◆ **WHAT YOU HAVE TO DO**
Look through the lines and report how many include the word "utils", giving nothing but the number.

(Dataset items)
• • • •

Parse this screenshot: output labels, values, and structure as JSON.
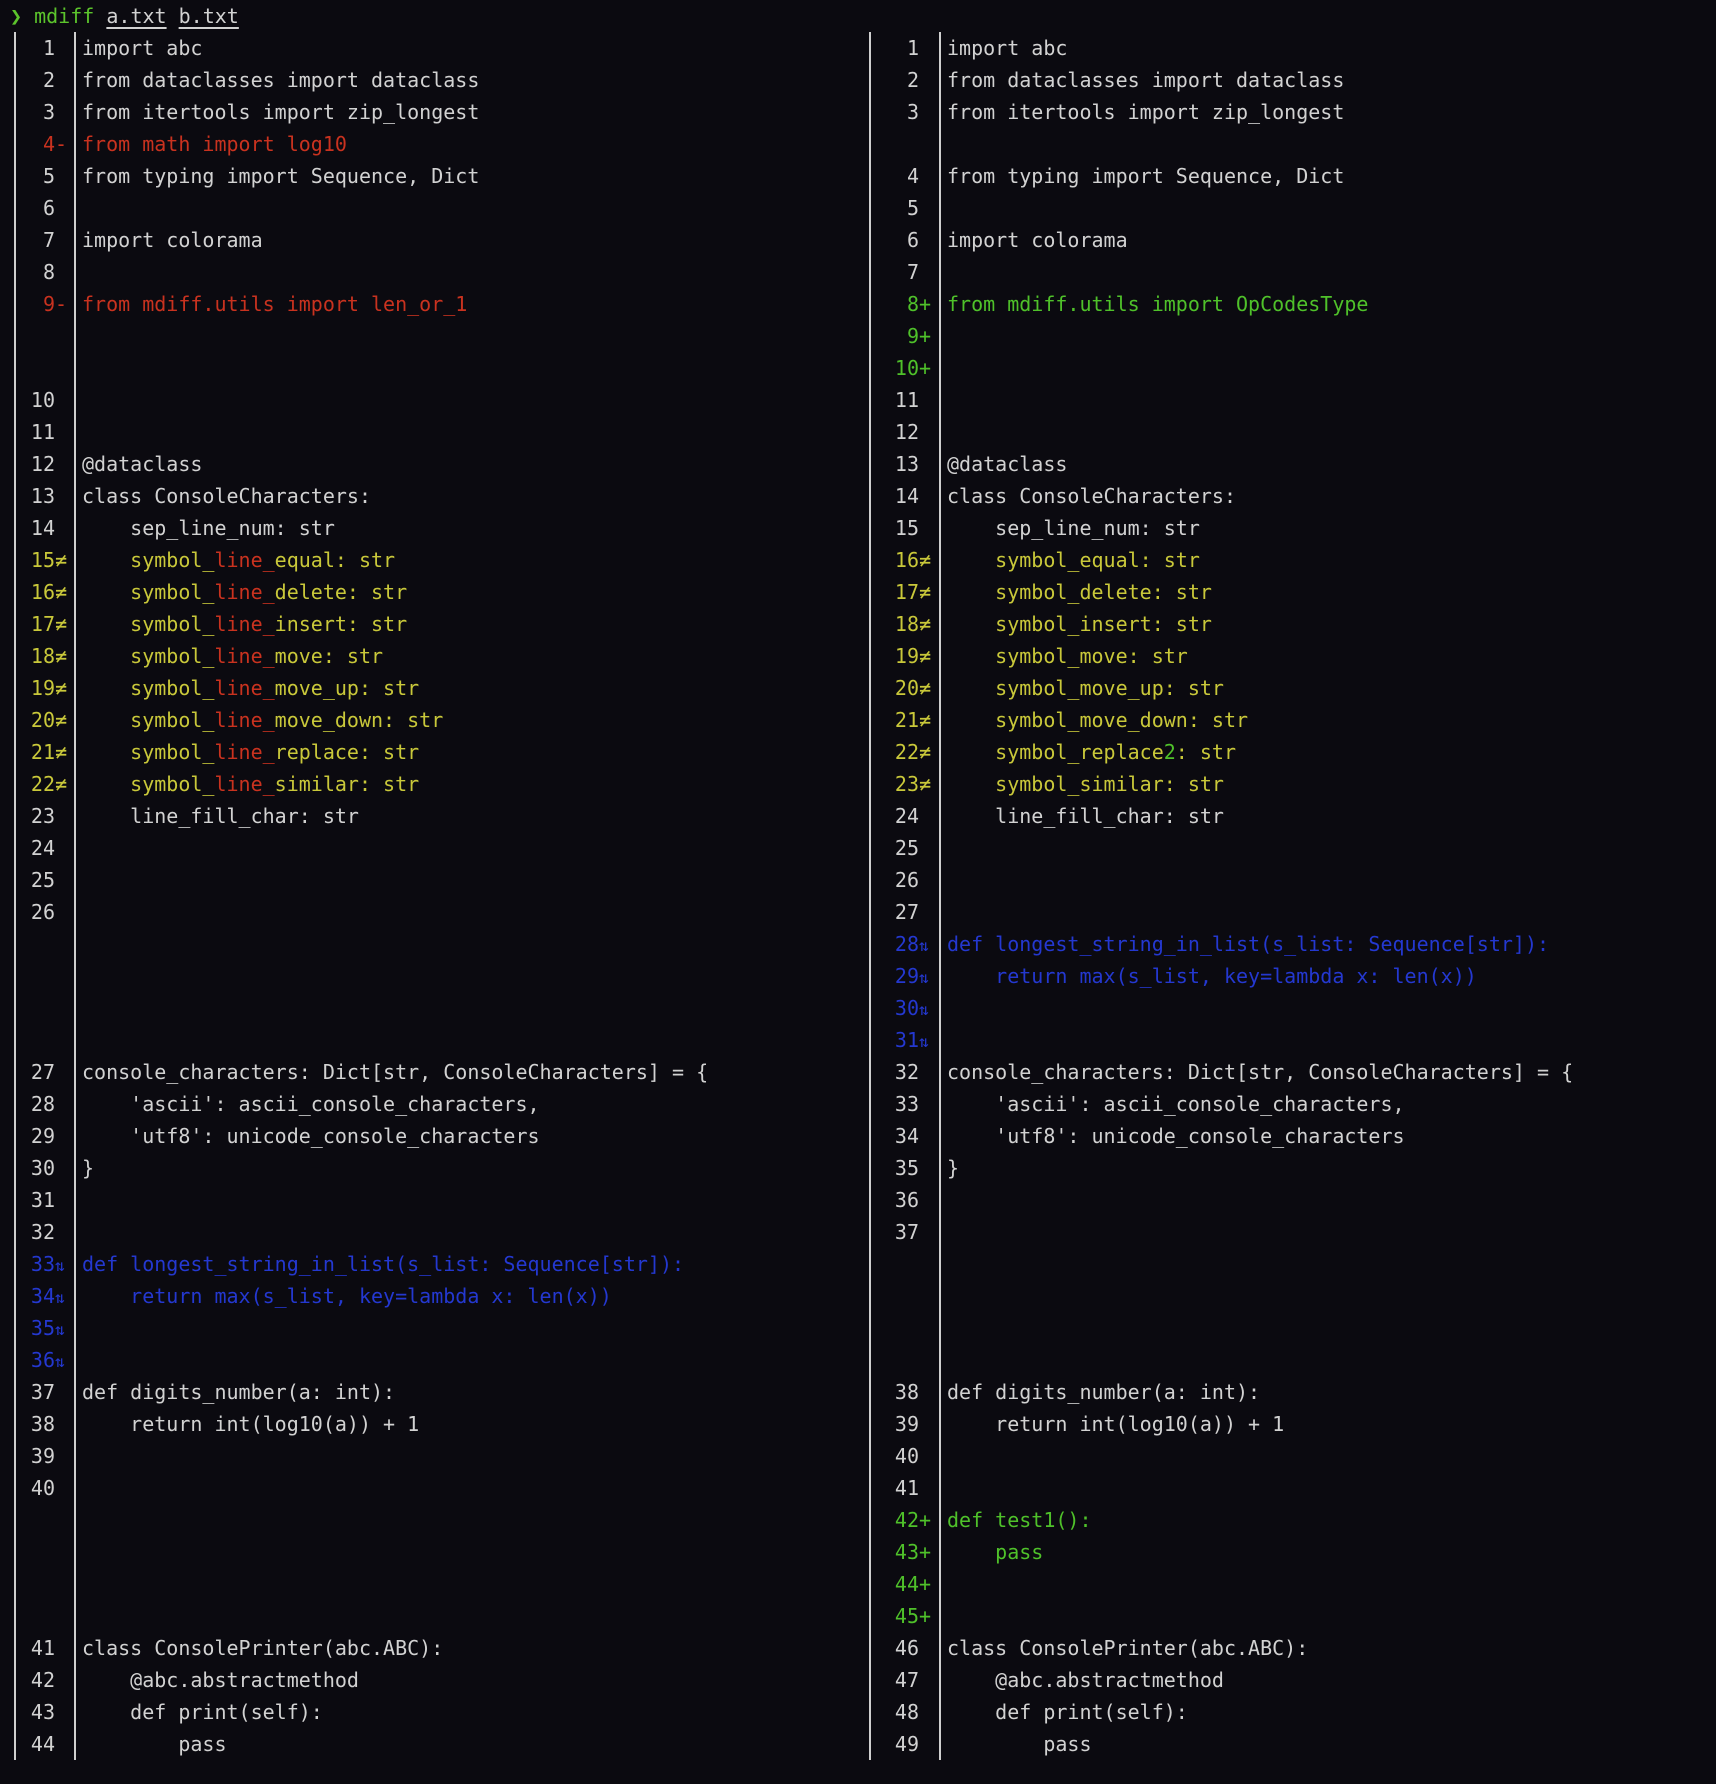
{
  "header": {
    "prompt": "❯",
    "command": "mdiff",
    "file_a": "a.txt",
    "file_b": "b.txt"
  },
  "colors": {
    "background": "#0b0a10",
    "text": "#d2d2d2",
    "delete": "#c9321f",
    "insert": "#4fc12a",
    "change": "#c9c83a",
    "move": "#2438d0"
  },
  "left": [
    {
      "n": "1",
      "m": "",
      "k": "n",
      "t": "import abc"
    },
    {
      "n": "2",
      "m": "",
      "k": "n",
      "t": "from dataclasses import dataclass"
    },
    {
      "n": "3",
      "m": "",
      "k": "n",
      "t": "from itertools import zip_longest"
    },
    {
      "n": "4",
      "m": "-",
      "k": "del",
      "t": "from math import log10"
    },
    {
      "n": "5",
      "m": "",
      "k": "n",
      "t": "from typing import Sequence, Dict"
    },
    {
      "n": "6",
      "m": "",
      "k": "n",
      "t": ""
    },
    {
      "n": "7",
      "m": "",
      "k": "n",
      "t": "import colorama"
    },
    {
      "n": "8",
      "m": "",
      "k": "n",
      "t": ""
    },
    {
      "n": "9",
      "m": "-",
      "k": "del",
      "t": "from mdiff.utils import len_or_1"
    },
    {
      "n": "",
      "m": "",
      "k": "n",
      "t": ""
    },
    {
      "n": "",
      "m": "",
      "k": "n",
      "t": ""
    },
    {
      "n": "10",
      "m": "",
      "k": "n",
      "t": ""
    },
    {
      "n": "11",
      "m": "",
      "k": "n",
      "t": ""
    },
    {
      "n": "12",
      "m": "",
      "k": "n",
      "t": "@dataclass"
    },
    {
      "n": "13",
      "m": "",
      "k": "n",
      "t": "class ConsoleCharacters:"
    },
    {
      "n": "14",
      "m": "",
      "k": "n",
      "t": "    sep_line_num: str"
    },
    {
      "n": "15",
      "m": "≠",
      "k": "chg",
      "seg": [
        [
          "    symbol_",
          "chg"
        ],
        [
          "line_",
          "del"
        ],
        [
          "equal: str",
          "chg"
        ]
      ]
    },
    {
      "n": "16",
      "m": "≠",
      "k": "chg",
      "seg": [
        [
          "    symbol_",
          "chg"
        ],
        [
          "line_",
          "del"
        ],
        [
          "delete: str",
          "chg"
        ]
      ]
    },
    {
      "n": "17",
      "m": "≠",
      "k": "chg",
      "seg": [
        [
          "    symbol_",
          "chg"
        ],
        [
          "line_",
          "del"
        ],
        [
          "insert: str",
          "chg"
        ]
      ]
    },
    {
      "n": "18",
      "m": "≠",
      "k": "chg",
      "seg": [
        [
          "    symbol_",
          "chg"
        ],
        [
          "line_",
          "del"
        ],
        [
          "move: str",
          "chg"
        ]
      ]
    },
    {
      "n": "19",
      "m": "≠",
      "k": "chg",
      "seg": [
        [
          "    symbol_",
          "chg"
        ],
        [
          "line_",
          "del"
        ],
        [
          "move_up: str",
          "chg"
        ]
      ]
    },
    {
      "n": "20",
      "m": "≠",
      "k": "chg",
      "seg": [
        [
          "    symbol_",
          "chg"
        ],
        [
          "line_",
          "del"
        ],
        [
          "move_down: str",
          "chg"
        ]
      ]
    },
    {
      "n": "21",
      "m": "≠",
      "k": "chg",
      "seg": [
        [
          "    symbol_",
          "chg"
        ],
        [
          "line_",
          "del"
        ],
        [
          "replace: str",
          "chg"
        ]
      ]
    },
    {
      "n": "22",
      "m": "≠",
      "k": "chg",
      "seg": [
        [
          "    symbol_",
          "chg"
        ],
        [
          "line_",
          "del"
        ],
        [
          "similar: str",
          "chg"
        ]
      ]
    },
    {
      "n": "23",
      "m": "",
      "k": "n",
      "t": "    line_fill_char: str"
    },
    {
      "n": "24",
      "m": "",
      "k": "n",
      "t": ""
    },
    {
      "n": "25",
      "m": "",
      "k": "n",
      "t": ""
    },
    {
      "n": "26",
      "m": "",
      "k": "n",
      "t": ""
    },
    {
      "n": "",
      "m": "",
      "k": "n",
      "t": ""
    },
    {
      "n": "",
      "m": "",
      "k": "n",
      "t": ""
    },
    {
      "n": "",
      "m": "",
      "k": "n",
      "t": ""
    },
    {
      "n": "",
      "m": "",
      "k": "n",
      "t": ""
    },
    {
      "n": "27",
      "m": "",
      "k": "n",
      "t": "console_characters: Dict[str, ConsoleCharacters] = {"
    },
    {
      "n": "28",
      "m": "",
      "k": "n",
      "t": "    'ascii': ascii_console_characters,"
    },
    {
      "n": "29",
      "m": "",
      "k": "n",
      "t": "    'utf8': unicode_console_characters"
    },
    {
      "n": "30",
      "m": "",
      "k": "n",
      "t": "}"
    },
    {
      "n": "31",
      "m": "",
      "k": "n",
      "t": ""
    },
    {
      "n": "32",
      "m": "",
      "k": "n",
      "t": ""
    },
    {
      "n": "33",
      "m": "⇅",
      "k": "mov",
      "t": "def longest_string_in_list(s_list: Sequence[str]):"
    },
    {
      "n": "34",
      "m": "⇅",
      "k": "mov",
      "t": "    return max(s_list, key=lambda x: len(x))"
    },
    {
      "n": "35",
      "m": "⇅",
      "k": "mov",
      "t": ""
    },
    {
      "n": "36",
      "m": "⇅",
      "k": "mov",
      "t": ""
    },
    {
      "n": "37",
      "m": "",
      "k": "n",
      "t": "def digits_number(a: int):"
    },
    {
      "n": "38",
      "m": "",
      "k": "n",
      "t": "    return int(log10(a)) + 1"
    },
    {
      "n": "39",
      "m": "",
      "k": "n",
      "t": ""
    },
    {
      "n": "40",
      "m": "",
      "k": "n",
      "t": ""
    },
    {
      "n": "",
      "m": "",
      "k": "n",
      "t": ""
    },
    {
      "n": "",
      "m": "",
      "k": "n",
      "t": ""
    },
    {
      "n": "",
      "m": "",
      "k": "n",
      "t": ""
    },
    {
      "n": "",
      "m": "",
      "k": "n",
      "t": ""
    },
    {
      "n": "41",
      "m": "",
      "k": "n",
      "t": "class ConsolePrinter(abc.ABC):"
    },
    {
      "n": "42",
      "m": "",
      "k": "n",
      "t": "    @abc.abstractmethod"
    },
    {
      "n": "43",
      "m": "",
      "k": "n",
      "t": "    def print(self):"
    },
    {
      "n": "44",
      "m": "",
      "k": "n",
      "t": "        pass"
    }
  ],
  "right": [
    {
      "n": "1",
      "m": "",
      "k": "n",
      "t": "import abc"
    },
    {
      "n": "2",
      "m": "",
      "k": "n",
      "t": "from dataclasses import dataclass"
    },
    {
      "n": "3",
      "m": "",
      "k": "n",
      "t": "from itertools import zip_longest"
    },
    {
      "n": "",
      "m": "",
      "k": "n",
      "t": ""
    },
    {
      "n": "4",
      "m": "",
      "k": "n",
      "t": "from typing import Sequence, Dict"
    },
    {
      "n": "5",
      "m": "",
      "k": "n",
      "t": ""
    },
    {
      "n": "6",
      "m": "",
      "k": "n",
      "t": "import colorama"
    },
    {
      "n": "7",
      "m": "",
      "k": "n",
      "t": ""
    },
    {
      "n": "8",
      "m": "+",
      "k": "ins",
      "t": "from mdiff.utils import OpCodesType"
    },
    {
      "n": "9",
      "m": "+",
      "k": "ins",
      "t": ""
    },
    {
      "n": "10",
      "m": "+",
      "k": "ins",
      "t": ""
    },
    {
      "n": "11",
      "m": "",
      "k": "n",
      "t": ""
    },
    {
      "n": "12",
      "m": "",
      "k": "n",
      "t": ""
    },
    {
      "n": "13",
      "m": "",
      "k": "n",
      "t": "@dataclass"
    },
    {
      "n": "14",
      "m": "",
      "k": "n",
      "t": "class ConsoleCharacters:"
    },
    {
      "n": "15",
      "m": "",
      "k": "n",
      "t": "    sep_line_num: str"
    },
    {
      "n": "16",
      "m": "≠",
      "k": "chg",
      "t": "    symbol_equal: str"
    },
    {
      "n": "17",
      "m": "≠",
      "k": "chg",
      "t": "    symbol_delete: str"
    },
    {
      "n": "18",
      "m": "≠",
      "k": "chg",
      "t": "    symbol_insert: str"
    },
    {
      "n": "19",
      "m": "≠",
      "k": "chg",
      "t": "    symbol_move: str"
    },
    {
      "n": "20",
      "m": "≠",
      "k": "chg",
      "t": "    symbol_move_up: str"
    },
    {
      "n": "21",
      "m": "≠",
      "k": "chg",
      "t": "    symbol_move_down: str"
    },
    {
      "n": "22",
      "m": "≠",
      "k": "chg",
      "seg": [
        [
          "    symbol_replace",
          "chg"
        ],
        [
          "2",
          "ins"
        ],
        [
          ": str",
          "chg"
        ]
      ]
    },
    {
      "n": "23",
      "m": "≠",
      "k": "chg",
      "t": "    symbol_similar: str"
    },
    {
      "n": "24",
      "m": "",
      "k": "n",
      "t": "    line_fill_char: str"
    },
    {
      "n": "25",
      "m": "",
      "k": "n",
      "t": ""
    },
    {
      "n": "26",
      "m": "",
      "k": "n",
      "t": ""
    },
    {
      "n": "27",
      "m": "",
      "k": "n",
      "t": ""
    },
    {
      "n": "28",
      "m": "⇅",
      "k": "mov",
      "t": "def longest_string_in_list(s_list: Sequence[str]):"
    },
    {
      "n": "29",
      "m": "⇅",
      "k": "mov",
      "t": "    return max(s_list, key=lambda x: len(x))"
    },
    {
      "n": "30",
      "m": "⇅",
      "k": "mov",
      "t": ""
    },
    {
      "n": "31",
      "m": "⇅",
      "k": "mov",
      "t": ""
    },
    {
      "n": "32",
      "m": "",
      "k": "n",
      "t": "console_characters: Dict[str, ConsoleCharacters] = {"
    },
    {
      "n": "33",
      "m": "",
      "k": "n",
      "t": "    'ascii': ascii_console_characters,"
    },
    {
      "n": "34",
      "m": "",
      "k": "n",
      "t": "    'utf8': unicode_console_characters"
    },
    {
      "n": "35",
      "m": "",
      "k": "n",
      "t": "}"
    },
    {
      "n": "36",
      "m": "",
      "k": "n",
      "t": ""
    },
    {
      "n": "37",
      "m": "",
      "k": "n",
      "t": ""
    },
    {
      "n": "",
      "m": "",
      "k": "n",
      "t": ""
    },
    {
      "n": "",
      "m": "",
      "k": "n",
      "t": ""
    },
    {
      "n": "",
      "m": "",
      "k": "n",
      "t": ""
    },
    {
      "n": "",
      "m": "",
      "k": "n",
      "t": ""
    },
    {
      "n": "38",
      "m": "",
      "k": "n",
      "t": "def digits_number(a: int):"
    },
    {
      "n": "39",
      "m": "",
      "k": "n",
      "t": "    return int(log10(a)) + 1"
    },
    {
      "n": "40",
      "m": "",
      "k": "n",
      "t": ""
    },
    {
      "n": "41",
      "m": "",
      "k": "n",
      "t": ""
    },
    {
      "n": "42",
      "m": "+",
      "k": "ins",
      "t": "def test1():"
    },
    {
      "n": "43",
      "m": "+",
      "k": "ins",
      "t": "    pass"
    },
    {
      "n": "44",
      "m": "+",
      "k": "ins",
      "t": ""
    },
    {
      "n": "45",
      "m": "+",
      "k": "ins",
      "t": ""
    },
    {
      "n": "46",
      "m": "",
      "k": "n",
      "t": "class ConsolePrinter(abc.ABC):"
    },
    {
      "n": "47",
      "m": "",
      "k": "n",
      "t": "    @abc.abstractmethod"
    },
    {
      "n": "48",
      "m": "",
      "k": "n",
      "t": "    def print(self):"
    },
    {
      "n": "49",
      "m": "",
      "k": "n",
      "t": "        pass"
    }
  ]
}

• • • •

◆ **THE RESPONSE**
2